=== What you have to do ===
Give, as a bare number, the count of lines that contain the word "伪原创修正".

....

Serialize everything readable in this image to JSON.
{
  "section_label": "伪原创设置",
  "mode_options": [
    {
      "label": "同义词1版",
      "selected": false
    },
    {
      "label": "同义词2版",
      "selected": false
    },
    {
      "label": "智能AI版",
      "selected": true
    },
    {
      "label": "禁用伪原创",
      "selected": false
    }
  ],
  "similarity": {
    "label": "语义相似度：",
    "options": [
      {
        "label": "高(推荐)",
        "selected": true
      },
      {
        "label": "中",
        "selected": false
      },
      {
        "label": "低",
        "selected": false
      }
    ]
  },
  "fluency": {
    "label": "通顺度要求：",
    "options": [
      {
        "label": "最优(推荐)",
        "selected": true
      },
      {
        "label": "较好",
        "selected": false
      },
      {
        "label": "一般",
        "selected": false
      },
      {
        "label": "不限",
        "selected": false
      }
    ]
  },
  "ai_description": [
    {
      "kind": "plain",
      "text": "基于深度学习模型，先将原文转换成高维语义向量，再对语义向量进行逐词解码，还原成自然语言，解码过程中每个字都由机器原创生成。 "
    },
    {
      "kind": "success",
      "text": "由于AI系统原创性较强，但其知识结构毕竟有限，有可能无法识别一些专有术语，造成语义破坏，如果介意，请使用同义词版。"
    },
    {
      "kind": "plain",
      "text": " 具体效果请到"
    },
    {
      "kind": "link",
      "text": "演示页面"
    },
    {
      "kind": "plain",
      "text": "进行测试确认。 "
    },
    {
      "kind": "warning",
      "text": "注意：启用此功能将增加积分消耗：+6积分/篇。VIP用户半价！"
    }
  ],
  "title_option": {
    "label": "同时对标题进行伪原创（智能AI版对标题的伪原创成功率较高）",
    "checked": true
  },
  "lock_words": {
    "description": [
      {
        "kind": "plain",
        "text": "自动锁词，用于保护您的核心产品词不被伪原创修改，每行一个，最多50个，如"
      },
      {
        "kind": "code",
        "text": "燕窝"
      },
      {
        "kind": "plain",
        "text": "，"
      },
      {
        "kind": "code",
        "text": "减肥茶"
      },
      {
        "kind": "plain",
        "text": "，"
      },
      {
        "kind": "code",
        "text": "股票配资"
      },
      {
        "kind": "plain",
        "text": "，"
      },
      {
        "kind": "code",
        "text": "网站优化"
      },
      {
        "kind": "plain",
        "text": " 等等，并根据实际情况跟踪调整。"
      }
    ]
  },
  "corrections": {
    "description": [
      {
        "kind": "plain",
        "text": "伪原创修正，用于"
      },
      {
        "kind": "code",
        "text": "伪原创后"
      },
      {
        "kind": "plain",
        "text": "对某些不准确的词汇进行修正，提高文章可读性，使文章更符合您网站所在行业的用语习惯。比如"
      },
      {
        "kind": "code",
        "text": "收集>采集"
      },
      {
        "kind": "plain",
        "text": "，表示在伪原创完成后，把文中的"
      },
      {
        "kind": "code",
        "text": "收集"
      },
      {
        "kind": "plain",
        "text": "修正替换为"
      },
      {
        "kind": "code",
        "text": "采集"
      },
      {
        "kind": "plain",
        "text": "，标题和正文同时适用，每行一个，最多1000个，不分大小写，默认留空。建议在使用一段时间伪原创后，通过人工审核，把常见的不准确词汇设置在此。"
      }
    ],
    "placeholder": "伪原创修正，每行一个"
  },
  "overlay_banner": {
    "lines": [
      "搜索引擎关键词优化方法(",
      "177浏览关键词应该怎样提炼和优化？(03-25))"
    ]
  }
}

....

=== Answer to the exercise ===
2